» **What needs to be done**
Write out the full set of records below exactly.

» **Excerpted records**
================

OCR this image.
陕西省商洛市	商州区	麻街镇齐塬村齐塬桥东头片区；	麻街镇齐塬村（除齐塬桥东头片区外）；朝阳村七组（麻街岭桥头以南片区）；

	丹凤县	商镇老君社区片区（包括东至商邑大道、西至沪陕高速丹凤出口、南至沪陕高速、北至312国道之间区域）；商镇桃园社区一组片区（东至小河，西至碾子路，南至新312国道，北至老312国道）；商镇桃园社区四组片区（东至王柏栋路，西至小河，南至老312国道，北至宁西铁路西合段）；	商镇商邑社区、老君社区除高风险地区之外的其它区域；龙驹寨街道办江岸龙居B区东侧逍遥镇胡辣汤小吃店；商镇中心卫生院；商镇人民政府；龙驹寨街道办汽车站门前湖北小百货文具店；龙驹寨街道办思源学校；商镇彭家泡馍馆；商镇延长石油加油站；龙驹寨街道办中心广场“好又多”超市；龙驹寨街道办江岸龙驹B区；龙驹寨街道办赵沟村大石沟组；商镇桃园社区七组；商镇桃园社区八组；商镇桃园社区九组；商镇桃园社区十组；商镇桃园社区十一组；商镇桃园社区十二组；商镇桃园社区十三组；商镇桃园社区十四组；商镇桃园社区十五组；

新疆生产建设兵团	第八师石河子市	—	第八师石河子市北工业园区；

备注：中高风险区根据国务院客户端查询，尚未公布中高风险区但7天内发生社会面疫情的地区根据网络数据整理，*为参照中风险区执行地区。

================

» **Solution for this task**
OCR this image.
陕西省商洛市	商州区	麻街镇齐塬村齐塬桥东头片区；	麻街镇齐塬村（除齐塬桥东头片区外）；朝阳村七组（麻街岭桥头以南片区）；

	丹凤县	商镇老君社区片区（包括东至商邑大道、西至沪陕高速丹凤出口、南至沪陕高速、北至312国道之间区域）；商镇桃园社区一组片区（东至小河，西至碾子路，南至新312国道，北至老312国道）；商镇桃园社区四组片区（东至王柏栋路，西至小河，南至老312国道，北至宁西铁路西合段）；	商镇商邑社区、老君社区除高风险地区之外的其它区域；龙驹寨街道办江岸龙居B区东侧逍遥镇胡辣汤小吃店；商镇中心卫生院；商镇人民政府；龙驹寨街道办汽车站门前湖北小百货文具店；龙驹寨街道办思源学校；商镇彭家泡馍馆；商镇延长石油加油站；龙驹寨街道办中心广场“好又多”超市；龙驹寨街道办江岸龙驹B区；龙驹寨街道办赵沟村大石沟组；商镇桃园社区七组；商镇桃园社区八组；商镇桃园社区九组；商镇桃园社区十组；商镇桃园社区十一组；商镇桃园社区十二组；商镇桃园社区十三组；商镇桃园社区十四组；商镇桃园社区十五组；

新疆生产建设兵团	第八师石河子市	—	第八师石河子市北工业园区；

备注：中高风险区根据国务院客户端查询，尚未公布中高风险区但7天内发生社会面疫情的地区根据网络数据整理，*为参照中风险区执行地区。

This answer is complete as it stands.